SHORT PROBLEM – Show each line from the listing that includes the word "value".

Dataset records
>> begin
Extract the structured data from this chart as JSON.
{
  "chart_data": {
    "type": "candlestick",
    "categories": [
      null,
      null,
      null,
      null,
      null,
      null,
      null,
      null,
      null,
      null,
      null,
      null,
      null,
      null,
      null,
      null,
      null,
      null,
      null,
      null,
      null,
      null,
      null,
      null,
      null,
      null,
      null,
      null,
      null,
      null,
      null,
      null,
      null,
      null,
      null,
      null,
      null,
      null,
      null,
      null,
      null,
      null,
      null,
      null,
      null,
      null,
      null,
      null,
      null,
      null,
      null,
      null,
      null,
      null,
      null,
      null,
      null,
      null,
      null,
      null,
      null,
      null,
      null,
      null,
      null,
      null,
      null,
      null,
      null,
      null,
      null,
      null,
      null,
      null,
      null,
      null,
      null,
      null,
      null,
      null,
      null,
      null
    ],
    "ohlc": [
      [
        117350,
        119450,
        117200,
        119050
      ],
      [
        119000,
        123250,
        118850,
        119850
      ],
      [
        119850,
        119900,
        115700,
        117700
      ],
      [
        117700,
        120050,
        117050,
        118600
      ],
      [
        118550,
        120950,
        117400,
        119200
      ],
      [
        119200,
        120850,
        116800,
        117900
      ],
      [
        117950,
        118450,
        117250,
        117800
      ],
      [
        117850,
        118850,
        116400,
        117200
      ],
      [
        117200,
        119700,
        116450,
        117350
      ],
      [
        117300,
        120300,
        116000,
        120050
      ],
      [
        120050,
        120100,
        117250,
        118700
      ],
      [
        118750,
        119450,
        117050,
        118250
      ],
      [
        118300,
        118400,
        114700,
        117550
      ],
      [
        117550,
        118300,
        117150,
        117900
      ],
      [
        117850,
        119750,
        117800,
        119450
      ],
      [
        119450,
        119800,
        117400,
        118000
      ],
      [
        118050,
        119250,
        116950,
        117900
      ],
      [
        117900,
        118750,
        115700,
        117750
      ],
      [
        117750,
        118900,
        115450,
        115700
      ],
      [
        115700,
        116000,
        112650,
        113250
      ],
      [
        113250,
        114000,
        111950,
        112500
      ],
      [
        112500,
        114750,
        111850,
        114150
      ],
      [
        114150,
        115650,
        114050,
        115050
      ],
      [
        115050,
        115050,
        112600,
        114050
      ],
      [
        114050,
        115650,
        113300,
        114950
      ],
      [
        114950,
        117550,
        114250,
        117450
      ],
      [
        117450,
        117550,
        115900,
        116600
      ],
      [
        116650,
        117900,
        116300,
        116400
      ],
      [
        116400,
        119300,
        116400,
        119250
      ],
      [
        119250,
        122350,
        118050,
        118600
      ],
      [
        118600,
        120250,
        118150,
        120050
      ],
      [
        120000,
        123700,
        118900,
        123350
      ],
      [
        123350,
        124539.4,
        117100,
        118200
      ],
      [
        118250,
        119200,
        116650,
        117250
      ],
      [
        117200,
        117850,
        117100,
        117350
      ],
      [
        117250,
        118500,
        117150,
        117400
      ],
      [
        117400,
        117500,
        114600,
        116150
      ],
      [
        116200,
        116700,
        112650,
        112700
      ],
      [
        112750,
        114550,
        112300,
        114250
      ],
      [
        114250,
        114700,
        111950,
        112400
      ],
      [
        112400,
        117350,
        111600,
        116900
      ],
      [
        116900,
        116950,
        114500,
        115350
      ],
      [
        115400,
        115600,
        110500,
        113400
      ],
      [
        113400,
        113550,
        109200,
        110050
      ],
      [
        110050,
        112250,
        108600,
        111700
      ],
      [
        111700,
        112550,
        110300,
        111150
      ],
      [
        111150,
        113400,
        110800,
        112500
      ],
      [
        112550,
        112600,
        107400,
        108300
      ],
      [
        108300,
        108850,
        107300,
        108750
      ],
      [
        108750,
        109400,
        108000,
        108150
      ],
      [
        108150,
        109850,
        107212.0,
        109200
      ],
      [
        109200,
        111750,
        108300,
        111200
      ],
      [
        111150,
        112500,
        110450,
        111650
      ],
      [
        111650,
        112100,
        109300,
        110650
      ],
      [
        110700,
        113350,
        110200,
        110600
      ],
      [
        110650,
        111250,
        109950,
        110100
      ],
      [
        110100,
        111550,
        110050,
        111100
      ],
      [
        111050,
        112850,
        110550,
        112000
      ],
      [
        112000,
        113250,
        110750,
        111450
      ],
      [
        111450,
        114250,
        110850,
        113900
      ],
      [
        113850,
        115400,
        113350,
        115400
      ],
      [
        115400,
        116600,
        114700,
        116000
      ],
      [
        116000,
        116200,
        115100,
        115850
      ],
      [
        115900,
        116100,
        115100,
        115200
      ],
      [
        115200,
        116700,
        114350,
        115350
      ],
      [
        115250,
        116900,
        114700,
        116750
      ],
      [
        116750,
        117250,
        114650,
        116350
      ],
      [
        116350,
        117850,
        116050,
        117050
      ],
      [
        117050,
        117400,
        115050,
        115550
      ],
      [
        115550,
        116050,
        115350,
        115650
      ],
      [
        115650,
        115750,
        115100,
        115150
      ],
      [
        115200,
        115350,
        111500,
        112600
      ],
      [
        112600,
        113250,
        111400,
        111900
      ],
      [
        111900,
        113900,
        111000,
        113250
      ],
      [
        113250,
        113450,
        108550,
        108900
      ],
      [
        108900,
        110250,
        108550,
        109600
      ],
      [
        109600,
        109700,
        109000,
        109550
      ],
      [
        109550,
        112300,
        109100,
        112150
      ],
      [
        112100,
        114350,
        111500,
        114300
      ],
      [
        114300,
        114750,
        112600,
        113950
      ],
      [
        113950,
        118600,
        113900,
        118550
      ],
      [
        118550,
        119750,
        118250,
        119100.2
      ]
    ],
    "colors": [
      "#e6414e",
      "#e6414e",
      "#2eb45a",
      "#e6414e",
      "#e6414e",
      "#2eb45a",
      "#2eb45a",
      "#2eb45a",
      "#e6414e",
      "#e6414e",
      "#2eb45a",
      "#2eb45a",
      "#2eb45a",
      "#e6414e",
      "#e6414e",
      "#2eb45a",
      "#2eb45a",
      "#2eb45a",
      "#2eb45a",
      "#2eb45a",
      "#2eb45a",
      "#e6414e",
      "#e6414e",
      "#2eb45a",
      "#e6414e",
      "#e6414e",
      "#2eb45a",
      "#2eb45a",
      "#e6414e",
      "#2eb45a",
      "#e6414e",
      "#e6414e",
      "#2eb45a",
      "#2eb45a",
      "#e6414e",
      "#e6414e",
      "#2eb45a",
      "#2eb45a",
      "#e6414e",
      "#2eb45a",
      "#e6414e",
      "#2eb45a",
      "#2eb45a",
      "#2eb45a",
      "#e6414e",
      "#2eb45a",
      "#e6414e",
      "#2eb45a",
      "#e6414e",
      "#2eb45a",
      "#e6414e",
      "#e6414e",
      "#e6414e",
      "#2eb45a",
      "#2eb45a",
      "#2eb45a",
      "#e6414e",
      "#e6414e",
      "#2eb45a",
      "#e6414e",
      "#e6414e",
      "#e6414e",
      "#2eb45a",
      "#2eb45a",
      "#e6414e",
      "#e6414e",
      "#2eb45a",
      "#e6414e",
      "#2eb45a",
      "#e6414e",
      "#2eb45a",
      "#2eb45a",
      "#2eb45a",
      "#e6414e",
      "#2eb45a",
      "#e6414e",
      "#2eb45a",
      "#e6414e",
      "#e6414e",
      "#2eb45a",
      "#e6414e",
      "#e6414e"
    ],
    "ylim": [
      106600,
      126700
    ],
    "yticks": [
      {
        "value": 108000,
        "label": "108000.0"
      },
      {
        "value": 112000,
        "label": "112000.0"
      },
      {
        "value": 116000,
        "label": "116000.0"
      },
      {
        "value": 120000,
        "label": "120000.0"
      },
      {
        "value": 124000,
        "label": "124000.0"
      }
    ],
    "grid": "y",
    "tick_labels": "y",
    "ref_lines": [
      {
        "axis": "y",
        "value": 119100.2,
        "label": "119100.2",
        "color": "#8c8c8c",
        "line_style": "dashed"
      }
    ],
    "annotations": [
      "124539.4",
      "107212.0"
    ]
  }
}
>> end
SOLUTION TO THIS EXERCISE –
        "value": 108000,
        "value": 112000,
        "value": 116000,
        "value": 120000,
        "value": 124000,
        "value": 119100.2,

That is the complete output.